## Exercise requirements
Records follow. Pull out every line that contains "Bruno".

## Supplied data

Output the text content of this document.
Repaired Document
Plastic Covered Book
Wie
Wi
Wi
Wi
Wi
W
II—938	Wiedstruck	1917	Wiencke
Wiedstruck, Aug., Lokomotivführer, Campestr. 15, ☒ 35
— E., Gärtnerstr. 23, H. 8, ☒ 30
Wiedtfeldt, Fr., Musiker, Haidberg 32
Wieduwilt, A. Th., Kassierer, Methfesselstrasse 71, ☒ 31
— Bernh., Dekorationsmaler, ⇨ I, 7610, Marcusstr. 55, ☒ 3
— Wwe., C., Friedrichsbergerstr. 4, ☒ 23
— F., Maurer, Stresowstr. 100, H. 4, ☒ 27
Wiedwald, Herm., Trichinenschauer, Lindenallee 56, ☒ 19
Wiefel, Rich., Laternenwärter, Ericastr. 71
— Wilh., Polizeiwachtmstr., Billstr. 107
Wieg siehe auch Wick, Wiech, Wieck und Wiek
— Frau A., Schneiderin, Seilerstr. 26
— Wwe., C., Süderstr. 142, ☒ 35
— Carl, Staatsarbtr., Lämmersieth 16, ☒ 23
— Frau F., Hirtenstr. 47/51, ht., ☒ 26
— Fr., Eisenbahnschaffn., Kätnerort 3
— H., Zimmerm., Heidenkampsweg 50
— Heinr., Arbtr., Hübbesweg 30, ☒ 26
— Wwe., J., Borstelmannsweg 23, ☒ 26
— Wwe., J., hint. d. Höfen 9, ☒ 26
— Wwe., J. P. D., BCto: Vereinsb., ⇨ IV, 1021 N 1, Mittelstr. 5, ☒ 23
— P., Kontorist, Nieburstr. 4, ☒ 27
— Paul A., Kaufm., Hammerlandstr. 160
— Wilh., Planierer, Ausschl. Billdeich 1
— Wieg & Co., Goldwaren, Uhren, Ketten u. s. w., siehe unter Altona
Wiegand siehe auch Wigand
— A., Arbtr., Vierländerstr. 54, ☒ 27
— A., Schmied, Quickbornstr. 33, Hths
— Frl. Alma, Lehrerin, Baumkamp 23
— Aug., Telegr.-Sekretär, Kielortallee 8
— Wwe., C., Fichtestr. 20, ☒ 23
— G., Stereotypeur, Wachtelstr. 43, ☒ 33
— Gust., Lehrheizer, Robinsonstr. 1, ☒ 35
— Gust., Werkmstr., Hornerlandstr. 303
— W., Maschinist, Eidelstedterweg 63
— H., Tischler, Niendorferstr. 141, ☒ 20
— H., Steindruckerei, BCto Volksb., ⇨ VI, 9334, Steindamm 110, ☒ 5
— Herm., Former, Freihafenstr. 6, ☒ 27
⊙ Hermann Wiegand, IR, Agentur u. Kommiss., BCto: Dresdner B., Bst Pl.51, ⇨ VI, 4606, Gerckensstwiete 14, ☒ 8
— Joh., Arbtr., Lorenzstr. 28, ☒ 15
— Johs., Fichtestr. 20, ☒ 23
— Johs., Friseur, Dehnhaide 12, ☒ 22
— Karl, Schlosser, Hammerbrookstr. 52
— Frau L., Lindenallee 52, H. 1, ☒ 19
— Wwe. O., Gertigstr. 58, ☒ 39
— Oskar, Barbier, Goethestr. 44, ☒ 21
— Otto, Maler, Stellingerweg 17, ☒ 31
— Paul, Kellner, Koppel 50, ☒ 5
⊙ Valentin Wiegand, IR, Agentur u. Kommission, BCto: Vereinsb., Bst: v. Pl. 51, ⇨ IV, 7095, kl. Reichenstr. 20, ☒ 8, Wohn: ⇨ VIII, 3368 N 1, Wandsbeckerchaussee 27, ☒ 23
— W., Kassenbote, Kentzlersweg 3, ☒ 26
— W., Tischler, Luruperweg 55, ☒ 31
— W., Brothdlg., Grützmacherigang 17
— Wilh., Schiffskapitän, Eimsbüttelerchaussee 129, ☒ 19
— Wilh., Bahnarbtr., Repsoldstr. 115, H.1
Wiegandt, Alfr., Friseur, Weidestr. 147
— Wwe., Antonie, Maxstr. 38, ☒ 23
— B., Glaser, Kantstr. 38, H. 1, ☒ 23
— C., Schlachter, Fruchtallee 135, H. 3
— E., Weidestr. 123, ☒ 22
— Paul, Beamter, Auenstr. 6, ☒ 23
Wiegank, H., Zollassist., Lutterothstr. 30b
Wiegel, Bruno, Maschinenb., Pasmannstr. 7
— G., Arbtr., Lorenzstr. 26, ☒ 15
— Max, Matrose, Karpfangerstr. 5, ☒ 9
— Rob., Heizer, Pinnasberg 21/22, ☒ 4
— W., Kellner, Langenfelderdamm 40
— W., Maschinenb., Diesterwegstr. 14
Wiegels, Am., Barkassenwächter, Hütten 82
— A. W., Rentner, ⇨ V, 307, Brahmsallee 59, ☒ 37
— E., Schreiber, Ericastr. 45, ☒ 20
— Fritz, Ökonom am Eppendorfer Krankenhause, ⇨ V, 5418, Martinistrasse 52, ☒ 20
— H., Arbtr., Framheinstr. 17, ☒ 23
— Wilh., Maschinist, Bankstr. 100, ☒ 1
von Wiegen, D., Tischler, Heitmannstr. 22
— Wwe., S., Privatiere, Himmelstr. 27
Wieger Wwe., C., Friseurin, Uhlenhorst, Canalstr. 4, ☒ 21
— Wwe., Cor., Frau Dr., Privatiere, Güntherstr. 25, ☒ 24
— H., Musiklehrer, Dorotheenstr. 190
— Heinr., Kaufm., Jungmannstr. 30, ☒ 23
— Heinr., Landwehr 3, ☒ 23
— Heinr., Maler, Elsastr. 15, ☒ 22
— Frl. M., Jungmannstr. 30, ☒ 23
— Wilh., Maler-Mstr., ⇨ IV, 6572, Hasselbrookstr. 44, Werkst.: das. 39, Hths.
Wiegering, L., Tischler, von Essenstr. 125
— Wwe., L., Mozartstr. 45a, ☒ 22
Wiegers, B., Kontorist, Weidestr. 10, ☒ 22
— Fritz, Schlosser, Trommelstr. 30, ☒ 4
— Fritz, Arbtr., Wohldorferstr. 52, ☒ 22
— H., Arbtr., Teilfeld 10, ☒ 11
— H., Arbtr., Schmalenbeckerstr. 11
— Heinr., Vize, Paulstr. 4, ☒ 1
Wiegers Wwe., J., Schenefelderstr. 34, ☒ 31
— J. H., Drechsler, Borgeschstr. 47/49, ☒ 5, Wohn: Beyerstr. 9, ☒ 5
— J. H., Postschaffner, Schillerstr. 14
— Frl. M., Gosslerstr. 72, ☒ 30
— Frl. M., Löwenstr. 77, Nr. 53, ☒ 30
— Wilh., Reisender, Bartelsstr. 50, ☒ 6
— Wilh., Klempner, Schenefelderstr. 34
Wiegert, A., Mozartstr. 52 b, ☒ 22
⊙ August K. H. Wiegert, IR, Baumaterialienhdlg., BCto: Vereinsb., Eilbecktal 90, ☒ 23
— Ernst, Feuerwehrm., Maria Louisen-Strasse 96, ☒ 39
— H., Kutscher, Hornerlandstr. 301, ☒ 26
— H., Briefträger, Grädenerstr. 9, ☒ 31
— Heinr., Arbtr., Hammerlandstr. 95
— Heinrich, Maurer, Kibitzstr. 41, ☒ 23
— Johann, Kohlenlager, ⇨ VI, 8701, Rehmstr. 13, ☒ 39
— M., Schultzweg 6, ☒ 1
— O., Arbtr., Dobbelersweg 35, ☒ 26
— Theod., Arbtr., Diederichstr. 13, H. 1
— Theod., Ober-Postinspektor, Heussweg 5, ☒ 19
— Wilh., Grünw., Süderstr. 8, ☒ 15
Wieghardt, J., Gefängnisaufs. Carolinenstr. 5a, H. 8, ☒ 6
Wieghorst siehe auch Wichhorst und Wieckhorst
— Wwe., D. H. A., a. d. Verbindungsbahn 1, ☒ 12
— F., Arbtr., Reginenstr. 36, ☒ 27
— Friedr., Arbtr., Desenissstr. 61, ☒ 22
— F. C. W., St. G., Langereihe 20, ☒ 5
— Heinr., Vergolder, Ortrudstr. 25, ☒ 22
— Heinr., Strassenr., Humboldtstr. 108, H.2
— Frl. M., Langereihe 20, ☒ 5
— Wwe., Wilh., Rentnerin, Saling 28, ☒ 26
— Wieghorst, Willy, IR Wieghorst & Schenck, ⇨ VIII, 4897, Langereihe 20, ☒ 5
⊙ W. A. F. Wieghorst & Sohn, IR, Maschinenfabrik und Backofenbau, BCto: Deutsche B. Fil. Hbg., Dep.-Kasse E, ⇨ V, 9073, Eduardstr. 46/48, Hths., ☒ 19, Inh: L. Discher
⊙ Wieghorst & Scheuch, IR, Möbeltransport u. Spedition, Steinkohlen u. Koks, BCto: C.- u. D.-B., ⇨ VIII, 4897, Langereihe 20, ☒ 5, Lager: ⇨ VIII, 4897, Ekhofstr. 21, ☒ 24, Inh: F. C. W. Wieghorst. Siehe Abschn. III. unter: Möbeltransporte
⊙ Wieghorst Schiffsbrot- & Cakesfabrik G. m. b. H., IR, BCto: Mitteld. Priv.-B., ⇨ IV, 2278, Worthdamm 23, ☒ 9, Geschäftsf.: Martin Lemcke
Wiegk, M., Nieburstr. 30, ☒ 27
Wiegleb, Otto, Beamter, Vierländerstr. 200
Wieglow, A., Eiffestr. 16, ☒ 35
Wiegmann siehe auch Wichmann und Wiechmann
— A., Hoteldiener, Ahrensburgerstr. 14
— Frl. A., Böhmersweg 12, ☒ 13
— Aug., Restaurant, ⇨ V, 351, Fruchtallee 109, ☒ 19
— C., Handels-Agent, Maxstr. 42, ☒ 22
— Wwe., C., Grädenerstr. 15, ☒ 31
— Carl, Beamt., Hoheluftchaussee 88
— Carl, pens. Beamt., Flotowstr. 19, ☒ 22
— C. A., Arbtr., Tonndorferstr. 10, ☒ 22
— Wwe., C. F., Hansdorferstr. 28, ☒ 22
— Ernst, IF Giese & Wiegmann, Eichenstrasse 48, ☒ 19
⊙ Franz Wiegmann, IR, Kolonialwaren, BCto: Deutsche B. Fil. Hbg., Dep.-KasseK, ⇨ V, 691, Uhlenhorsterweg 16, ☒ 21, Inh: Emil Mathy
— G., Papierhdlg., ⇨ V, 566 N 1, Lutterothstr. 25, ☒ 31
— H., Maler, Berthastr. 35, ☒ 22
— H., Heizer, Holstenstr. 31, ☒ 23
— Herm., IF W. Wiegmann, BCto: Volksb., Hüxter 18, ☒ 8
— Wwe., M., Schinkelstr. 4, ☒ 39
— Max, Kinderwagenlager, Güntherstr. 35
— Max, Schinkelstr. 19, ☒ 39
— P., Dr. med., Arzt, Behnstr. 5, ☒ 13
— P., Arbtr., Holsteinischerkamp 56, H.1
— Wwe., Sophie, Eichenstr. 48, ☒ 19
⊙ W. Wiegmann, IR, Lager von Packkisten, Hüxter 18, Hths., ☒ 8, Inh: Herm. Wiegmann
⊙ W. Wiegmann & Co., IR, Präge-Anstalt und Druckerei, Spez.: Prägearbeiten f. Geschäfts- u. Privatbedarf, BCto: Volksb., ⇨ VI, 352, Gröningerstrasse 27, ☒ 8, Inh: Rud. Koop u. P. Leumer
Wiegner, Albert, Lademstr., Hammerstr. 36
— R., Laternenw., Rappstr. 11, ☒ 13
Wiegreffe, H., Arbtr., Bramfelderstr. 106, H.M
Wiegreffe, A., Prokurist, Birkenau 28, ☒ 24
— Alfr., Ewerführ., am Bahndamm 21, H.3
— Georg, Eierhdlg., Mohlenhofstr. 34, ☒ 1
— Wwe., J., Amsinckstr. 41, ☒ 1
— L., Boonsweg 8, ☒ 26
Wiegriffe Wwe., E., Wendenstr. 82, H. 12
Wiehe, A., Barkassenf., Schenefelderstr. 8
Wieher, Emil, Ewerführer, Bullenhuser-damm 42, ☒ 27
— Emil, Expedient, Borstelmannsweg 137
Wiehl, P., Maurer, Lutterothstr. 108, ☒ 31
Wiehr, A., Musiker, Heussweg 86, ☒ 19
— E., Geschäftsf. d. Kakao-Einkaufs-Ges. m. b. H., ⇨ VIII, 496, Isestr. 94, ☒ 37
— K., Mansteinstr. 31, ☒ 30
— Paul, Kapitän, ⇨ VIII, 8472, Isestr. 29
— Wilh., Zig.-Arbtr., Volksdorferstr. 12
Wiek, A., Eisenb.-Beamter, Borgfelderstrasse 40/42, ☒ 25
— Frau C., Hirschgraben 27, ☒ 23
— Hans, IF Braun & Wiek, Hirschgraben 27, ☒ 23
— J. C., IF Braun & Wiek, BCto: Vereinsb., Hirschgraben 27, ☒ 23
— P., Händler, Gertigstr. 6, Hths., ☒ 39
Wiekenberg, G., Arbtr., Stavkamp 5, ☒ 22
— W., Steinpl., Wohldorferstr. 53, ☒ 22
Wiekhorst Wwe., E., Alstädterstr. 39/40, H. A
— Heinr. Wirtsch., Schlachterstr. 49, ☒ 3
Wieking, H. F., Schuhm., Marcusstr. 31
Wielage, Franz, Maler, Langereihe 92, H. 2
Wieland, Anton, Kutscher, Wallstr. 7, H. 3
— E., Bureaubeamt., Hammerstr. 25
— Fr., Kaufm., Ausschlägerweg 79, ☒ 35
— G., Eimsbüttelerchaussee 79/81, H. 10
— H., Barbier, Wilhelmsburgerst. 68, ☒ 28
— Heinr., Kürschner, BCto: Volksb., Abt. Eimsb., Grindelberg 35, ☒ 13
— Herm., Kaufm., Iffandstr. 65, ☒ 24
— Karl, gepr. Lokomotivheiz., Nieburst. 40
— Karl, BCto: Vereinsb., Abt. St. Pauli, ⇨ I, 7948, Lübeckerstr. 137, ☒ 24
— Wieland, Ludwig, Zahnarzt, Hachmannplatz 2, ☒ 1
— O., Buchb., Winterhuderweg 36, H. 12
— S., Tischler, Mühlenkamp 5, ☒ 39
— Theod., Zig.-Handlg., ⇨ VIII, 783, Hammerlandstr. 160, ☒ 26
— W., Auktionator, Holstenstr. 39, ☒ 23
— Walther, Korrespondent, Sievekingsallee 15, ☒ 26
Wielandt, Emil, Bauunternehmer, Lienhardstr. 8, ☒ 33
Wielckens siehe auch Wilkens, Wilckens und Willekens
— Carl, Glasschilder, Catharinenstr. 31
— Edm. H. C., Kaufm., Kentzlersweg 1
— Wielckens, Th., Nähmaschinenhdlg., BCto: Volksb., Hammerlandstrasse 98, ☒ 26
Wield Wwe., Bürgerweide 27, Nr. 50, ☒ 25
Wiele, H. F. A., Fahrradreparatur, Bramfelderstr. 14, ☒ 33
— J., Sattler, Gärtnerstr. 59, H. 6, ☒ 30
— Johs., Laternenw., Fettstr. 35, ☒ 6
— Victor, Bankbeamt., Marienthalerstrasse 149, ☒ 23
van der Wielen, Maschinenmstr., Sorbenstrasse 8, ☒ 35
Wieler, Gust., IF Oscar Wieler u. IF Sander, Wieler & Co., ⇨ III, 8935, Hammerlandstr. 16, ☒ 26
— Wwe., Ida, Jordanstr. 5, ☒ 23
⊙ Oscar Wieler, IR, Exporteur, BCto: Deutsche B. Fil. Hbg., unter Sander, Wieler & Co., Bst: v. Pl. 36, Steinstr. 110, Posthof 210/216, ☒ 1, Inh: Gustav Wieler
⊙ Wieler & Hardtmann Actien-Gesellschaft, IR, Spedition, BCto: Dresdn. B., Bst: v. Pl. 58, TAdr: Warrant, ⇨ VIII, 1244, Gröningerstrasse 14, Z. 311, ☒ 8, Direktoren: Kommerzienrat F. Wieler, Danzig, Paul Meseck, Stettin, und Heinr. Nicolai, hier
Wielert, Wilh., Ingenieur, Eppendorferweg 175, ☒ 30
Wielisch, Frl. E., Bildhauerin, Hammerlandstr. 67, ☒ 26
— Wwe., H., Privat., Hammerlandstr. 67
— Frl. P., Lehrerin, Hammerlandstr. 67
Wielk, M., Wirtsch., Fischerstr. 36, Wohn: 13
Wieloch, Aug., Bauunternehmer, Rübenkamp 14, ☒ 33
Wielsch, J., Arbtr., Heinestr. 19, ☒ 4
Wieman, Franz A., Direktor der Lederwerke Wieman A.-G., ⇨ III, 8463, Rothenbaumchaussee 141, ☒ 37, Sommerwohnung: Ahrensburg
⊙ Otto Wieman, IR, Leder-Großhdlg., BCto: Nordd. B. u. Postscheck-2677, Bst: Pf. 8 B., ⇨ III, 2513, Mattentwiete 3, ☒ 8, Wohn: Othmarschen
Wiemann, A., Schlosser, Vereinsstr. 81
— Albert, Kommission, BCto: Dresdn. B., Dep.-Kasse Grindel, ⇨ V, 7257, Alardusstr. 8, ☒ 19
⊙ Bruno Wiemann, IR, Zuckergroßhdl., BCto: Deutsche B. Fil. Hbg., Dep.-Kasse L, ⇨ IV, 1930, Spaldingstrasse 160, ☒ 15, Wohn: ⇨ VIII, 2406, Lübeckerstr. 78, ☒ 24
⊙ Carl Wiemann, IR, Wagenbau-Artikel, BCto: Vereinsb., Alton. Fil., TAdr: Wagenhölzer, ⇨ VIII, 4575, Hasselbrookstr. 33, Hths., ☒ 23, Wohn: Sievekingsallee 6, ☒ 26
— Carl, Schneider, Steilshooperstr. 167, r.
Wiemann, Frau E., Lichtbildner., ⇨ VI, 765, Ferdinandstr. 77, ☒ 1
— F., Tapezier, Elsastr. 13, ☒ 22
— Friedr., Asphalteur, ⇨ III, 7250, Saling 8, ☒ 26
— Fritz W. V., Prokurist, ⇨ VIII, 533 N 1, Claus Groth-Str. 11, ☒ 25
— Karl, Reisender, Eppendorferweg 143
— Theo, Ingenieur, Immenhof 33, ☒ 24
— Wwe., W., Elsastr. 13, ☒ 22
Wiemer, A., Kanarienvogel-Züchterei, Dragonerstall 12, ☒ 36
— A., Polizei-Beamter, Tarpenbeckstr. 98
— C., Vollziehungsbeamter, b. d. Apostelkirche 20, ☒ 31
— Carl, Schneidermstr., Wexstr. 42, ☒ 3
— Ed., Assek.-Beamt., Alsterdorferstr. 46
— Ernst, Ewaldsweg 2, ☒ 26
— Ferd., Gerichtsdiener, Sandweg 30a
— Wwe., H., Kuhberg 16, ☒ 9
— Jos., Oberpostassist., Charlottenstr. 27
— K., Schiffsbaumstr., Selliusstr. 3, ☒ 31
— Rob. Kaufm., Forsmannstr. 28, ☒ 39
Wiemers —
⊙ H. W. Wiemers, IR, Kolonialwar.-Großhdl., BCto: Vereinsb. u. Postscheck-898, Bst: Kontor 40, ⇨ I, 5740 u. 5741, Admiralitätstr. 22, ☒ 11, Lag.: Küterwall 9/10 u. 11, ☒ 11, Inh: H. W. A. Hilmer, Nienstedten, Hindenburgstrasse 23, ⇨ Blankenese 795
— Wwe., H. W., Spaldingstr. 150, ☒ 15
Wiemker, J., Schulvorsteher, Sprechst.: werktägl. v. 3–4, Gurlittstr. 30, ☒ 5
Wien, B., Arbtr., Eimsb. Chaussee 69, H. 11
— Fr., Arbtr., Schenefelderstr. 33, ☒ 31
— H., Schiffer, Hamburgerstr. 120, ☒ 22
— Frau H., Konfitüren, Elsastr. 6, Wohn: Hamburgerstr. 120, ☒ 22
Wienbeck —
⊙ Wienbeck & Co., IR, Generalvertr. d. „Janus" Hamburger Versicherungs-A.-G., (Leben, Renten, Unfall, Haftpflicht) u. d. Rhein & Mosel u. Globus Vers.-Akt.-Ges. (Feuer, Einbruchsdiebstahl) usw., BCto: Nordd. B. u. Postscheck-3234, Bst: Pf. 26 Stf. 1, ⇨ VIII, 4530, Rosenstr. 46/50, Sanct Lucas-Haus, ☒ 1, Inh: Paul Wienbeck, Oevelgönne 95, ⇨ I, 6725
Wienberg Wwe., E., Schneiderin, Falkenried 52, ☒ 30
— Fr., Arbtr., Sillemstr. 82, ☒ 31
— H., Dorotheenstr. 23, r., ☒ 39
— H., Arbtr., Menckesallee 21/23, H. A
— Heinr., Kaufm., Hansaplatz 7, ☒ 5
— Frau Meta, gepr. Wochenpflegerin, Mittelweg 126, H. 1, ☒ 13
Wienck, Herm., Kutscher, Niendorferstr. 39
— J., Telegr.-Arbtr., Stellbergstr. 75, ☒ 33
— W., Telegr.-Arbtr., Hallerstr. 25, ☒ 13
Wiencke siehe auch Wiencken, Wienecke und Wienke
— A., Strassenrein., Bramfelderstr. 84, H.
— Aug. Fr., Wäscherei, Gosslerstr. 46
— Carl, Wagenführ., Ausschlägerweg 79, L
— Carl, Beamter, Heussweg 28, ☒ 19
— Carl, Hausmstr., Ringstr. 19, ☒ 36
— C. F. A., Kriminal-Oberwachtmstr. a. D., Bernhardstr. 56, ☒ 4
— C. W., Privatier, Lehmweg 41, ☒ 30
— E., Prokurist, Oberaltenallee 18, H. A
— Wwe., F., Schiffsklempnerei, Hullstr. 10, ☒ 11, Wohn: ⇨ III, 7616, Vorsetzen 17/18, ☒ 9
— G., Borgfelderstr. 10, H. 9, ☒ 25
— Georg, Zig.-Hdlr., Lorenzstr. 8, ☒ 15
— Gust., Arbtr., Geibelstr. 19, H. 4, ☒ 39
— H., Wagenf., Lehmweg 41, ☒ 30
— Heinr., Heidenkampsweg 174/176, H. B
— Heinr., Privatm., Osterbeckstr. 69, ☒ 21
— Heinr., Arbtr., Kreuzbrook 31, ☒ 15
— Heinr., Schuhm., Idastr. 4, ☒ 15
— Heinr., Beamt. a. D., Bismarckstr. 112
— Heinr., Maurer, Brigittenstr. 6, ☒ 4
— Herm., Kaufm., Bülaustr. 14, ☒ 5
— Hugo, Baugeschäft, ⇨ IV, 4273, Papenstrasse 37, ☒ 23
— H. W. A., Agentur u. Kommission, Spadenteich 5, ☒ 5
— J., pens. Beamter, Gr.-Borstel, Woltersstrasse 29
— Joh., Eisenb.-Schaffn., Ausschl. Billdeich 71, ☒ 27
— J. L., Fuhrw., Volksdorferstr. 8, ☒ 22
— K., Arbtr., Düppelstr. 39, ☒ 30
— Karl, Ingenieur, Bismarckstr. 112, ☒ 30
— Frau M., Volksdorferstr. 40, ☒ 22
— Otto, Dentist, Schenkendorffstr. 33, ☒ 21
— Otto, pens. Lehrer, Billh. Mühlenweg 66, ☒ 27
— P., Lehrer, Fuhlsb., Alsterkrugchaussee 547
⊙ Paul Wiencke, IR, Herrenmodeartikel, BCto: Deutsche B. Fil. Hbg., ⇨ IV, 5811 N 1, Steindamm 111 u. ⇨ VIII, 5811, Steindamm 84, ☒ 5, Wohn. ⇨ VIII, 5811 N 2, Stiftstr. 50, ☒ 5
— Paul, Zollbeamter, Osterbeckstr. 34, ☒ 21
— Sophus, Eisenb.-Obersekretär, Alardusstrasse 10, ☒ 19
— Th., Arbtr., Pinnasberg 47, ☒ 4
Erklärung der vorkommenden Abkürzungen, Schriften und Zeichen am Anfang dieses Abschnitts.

## Answer to this problem
Wiegel, Bruno, Maschinenb., Pasmannstr. 7
⊙ Bruno Wiemann, IR, Zuckergroßhdl., BCto: Deutsche B. Fil. Hbg., Dep.-Kasse L, ⇨ IV, 1930, Spaldingstrasse 160, ☒ 15, Wohn: ⇨ VIII, 2406, Lübeckerstr. 78, ☒ 24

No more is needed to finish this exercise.